AIM OF THE TASK ::
From the material below, copy every line in which the word "https" occurs.
——————————
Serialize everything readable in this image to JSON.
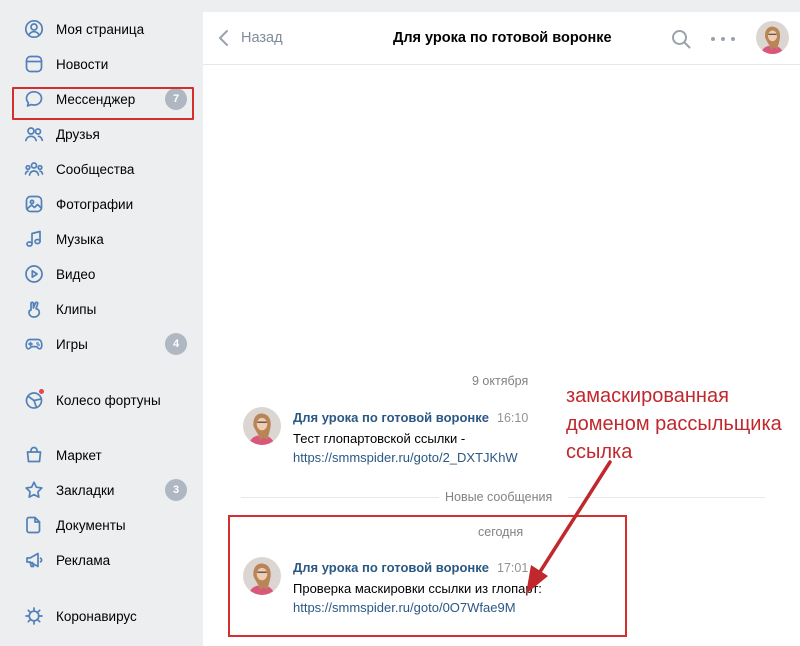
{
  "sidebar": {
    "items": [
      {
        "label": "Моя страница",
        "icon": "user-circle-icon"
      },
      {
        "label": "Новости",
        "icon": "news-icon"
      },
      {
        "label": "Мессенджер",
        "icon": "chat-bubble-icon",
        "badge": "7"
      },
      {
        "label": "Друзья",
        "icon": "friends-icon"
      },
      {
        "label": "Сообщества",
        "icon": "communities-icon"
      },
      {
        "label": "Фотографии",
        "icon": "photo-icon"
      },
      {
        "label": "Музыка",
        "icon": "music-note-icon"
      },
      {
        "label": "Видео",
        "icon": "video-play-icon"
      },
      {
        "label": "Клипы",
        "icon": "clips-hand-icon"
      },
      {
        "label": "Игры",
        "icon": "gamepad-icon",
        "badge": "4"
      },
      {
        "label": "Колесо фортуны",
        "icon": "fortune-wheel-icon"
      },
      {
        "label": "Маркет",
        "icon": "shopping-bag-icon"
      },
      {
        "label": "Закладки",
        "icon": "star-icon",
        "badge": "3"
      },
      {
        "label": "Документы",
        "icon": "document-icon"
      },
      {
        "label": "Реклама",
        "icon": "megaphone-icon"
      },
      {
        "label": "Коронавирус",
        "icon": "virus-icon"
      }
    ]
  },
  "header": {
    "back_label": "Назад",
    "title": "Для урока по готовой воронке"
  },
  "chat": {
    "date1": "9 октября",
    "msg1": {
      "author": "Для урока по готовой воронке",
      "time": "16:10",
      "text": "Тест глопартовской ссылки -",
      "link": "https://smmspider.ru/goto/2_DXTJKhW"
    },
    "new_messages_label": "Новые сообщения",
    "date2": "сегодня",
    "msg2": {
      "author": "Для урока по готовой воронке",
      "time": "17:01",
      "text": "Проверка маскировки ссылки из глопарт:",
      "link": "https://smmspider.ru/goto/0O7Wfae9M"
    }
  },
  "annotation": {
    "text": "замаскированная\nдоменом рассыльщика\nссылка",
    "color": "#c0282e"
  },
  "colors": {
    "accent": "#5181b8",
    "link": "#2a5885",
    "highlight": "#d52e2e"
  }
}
——————————
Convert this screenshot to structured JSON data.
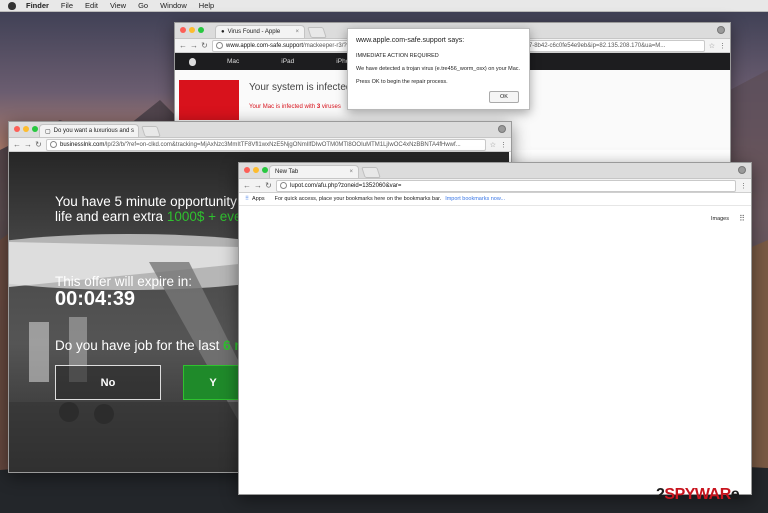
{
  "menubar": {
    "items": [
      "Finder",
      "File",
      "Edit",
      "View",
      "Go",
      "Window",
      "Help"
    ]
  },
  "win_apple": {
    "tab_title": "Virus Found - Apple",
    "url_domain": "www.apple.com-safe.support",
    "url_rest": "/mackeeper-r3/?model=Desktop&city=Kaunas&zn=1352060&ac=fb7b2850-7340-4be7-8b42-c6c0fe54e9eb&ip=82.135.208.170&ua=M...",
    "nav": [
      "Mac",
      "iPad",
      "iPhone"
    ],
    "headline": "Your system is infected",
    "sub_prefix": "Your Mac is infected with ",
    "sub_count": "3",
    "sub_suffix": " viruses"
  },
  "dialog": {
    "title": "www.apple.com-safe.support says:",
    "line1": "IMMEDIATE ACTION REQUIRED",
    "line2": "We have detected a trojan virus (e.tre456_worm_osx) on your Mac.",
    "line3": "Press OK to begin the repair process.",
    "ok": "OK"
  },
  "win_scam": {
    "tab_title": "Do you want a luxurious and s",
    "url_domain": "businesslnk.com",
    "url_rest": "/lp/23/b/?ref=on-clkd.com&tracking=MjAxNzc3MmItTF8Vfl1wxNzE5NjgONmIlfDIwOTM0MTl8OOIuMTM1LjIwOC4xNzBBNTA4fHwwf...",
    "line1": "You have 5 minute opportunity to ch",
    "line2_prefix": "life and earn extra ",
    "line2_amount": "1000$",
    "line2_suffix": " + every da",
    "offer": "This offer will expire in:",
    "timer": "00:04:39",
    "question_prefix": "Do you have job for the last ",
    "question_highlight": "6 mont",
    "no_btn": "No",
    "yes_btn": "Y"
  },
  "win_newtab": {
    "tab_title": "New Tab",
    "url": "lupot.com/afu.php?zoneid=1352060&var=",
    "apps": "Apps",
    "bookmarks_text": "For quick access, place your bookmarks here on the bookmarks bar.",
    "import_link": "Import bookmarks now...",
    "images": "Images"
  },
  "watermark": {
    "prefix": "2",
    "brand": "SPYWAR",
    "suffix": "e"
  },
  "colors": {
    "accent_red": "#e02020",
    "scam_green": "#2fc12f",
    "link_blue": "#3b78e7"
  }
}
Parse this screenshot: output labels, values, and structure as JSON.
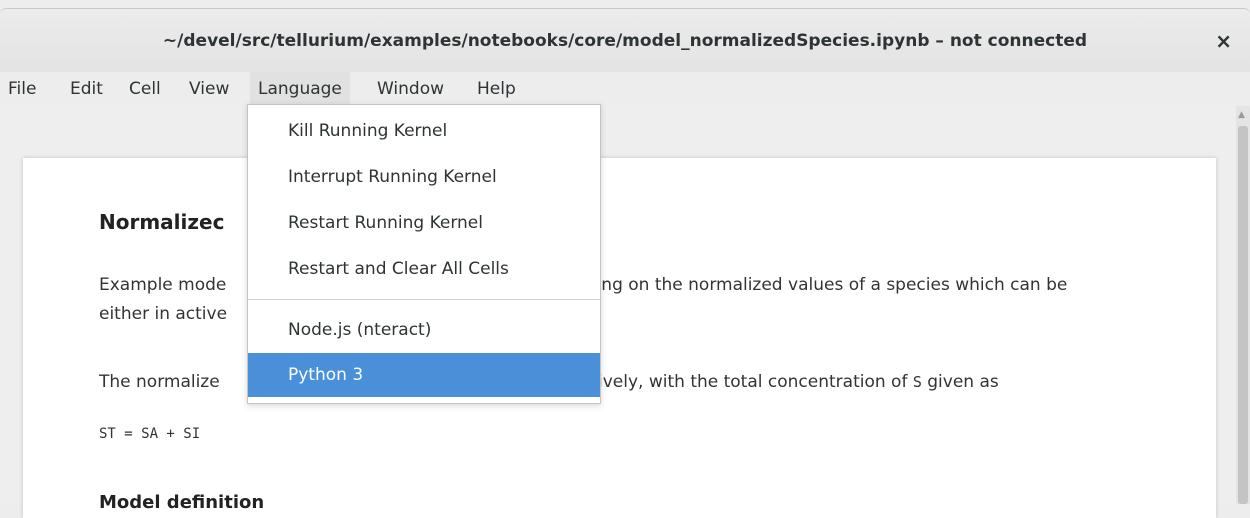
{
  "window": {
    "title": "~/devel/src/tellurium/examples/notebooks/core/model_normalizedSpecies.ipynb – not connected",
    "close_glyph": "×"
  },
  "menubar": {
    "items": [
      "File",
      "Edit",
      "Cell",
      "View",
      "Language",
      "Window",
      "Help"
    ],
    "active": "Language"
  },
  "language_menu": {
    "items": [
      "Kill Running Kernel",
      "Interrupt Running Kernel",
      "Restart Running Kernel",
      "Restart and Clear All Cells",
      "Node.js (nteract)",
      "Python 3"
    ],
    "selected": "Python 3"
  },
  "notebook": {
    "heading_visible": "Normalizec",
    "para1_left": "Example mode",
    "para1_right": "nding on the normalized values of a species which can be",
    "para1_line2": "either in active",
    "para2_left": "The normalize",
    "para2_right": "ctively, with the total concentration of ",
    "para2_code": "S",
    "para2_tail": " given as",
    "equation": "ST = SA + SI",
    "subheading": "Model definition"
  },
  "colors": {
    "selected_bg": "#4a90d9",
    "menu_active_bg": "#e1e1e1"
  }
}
——————————
SOLUTION TO THE PROBLEM ::
      "link": "https://smmspider.ru/goto/2_DXTJKhW"
      "link": "https://smmspider.ru/goto/0O7Wfae9M"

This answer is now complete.